BEGIN EXTRACTED MATERIAL

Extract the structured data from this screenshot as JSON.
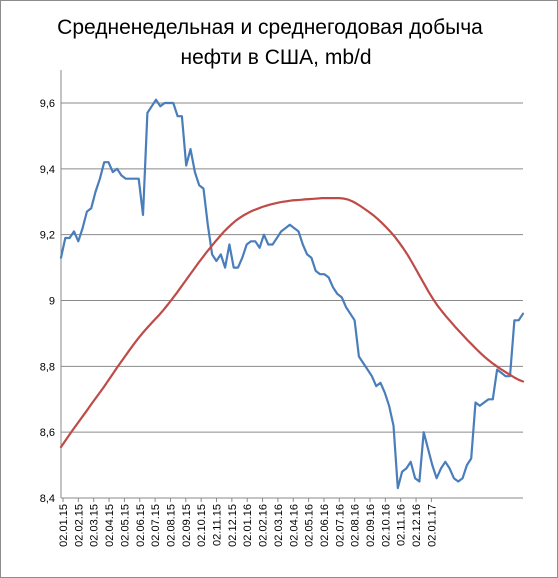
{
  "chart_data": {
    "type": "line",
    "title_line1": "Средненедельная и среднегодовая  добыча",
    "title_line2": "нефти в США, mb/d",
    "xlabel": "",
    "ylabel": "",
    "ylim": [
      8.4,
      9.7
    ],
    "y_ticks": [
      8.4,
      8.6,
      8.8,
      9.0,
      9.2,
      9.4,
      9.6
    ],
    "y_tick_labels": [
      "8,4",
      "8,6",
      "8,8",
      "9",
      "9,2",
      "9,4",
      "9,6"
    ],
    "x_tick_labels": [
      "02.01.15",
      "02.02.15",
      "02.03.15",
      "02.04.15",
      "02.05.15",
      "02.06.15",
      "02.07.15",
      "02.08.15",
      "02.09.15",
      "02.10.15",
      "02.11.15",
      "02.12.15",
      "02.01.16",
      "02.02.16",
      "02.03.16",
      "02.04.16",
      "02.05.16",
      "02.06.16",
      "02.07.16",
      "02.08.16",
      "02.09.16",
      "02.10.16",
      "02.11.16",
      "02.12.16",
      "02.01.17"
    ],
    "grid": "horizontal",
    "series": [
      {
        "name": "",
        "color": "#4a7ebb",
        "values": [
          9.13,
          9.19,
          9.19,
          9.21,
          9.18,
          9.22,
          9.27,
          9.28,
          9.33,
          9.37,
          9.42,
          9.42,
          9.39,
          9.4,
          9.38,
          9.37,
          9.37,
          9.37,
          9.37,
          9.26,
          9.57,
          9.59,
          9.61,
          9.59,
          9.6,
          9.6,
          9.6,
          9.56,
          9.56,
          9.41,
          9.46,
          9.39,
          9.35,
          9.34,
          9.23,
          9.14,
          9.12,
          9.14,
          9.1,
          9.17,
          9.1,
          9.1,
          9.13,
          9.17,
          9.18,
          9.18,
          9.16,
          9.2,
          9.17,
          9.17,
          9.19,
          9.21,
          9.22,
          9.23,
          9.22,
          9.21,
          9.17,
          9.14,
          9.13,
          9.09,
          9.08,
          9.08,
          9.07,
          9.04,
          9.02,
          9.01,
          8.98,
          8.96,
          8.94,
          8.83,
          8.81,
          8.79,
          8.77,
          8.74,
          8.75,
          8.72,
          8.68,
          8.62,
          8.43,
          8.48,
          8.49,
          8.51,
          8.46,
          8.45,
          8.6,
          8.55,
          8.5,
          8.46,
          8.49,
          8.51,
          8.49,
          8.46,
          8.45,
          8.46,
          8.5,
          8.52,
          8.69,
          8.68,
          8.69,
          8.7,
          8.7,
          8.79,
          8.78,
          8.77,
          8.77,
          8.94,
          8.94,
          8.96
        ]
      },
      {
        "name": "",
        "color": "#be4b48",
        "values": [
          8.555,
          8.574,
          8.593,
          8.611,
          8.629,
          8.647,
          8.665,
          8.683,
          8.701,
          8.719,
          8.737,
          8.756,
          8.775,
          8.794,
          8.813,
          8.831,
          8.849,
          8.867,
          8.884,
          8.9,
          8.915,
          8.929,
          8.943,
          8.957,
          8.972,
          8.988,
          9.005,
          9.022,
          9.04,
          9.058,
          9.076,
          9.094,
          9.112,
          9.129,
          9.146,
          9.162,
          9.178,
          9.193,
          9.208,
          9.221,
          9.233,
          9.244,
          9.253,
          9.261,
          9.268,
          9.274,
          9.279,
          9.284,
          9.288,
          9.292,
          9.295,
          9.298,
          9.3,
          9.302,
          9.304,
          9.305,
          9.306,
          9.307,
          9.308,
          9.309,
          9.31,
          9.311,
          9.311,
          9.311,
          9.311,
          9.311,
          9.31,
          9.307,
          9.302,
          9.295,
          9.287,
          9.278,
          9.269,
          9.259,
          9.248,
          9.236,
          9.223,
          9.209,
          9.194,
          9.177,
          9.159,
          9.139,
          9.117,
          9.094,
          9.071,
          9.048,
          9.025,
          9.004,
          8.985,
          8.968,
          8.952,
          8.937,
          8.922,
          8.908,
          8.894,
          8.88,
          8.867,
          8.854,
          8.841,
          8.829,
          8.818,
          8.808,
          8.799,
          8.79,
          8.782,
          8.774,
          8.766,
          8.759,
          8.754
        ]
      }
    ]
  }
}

END EXTRACTED MATERIAL
BEGIN EXTRACTED MATERIAL

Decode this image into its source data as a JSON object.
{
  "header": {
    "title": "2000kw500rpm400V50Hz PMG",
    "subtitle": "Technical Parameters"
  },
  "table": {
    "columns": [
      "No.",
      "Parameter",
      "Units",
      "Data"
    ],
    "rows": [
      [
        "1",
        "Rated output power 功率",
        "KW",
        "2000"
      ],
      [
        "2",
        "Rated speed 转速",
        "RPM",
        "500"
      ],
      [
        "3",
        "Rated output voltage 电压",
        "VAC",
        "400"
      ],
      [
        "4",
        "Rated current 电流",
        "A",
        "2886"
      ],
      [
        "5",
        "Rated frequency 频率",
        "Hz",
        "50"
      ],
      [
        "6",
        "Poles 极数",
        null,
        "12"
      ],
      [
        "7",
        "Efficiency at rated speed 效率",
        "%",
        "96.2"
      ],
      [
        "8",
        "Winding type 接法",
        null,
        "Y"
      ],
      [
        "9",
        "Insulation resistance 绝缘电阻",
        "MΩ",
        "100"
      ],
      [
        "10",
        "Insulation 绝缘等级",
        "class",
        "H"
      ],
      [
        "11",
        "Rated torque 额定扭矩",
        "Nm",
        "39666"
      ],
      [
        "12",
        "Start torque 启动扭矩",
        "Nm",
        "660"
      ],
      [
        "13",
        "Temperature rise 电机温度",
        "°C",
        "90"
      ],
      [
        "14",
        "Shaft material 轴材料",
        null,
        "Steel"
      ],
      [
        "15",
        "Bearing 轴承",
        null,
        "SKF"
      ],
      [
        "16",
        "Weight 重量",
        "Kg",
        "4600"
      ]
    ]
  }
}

END EXTRACTED MATERIAL

◆ PROBLEM STATEMENT: Every line of the records that includes the word "torque" should be gathered.

◆ REPLY TO THE TASK:
        "Rated torque 额定扭矩",
        "Start torque 启动扭矩",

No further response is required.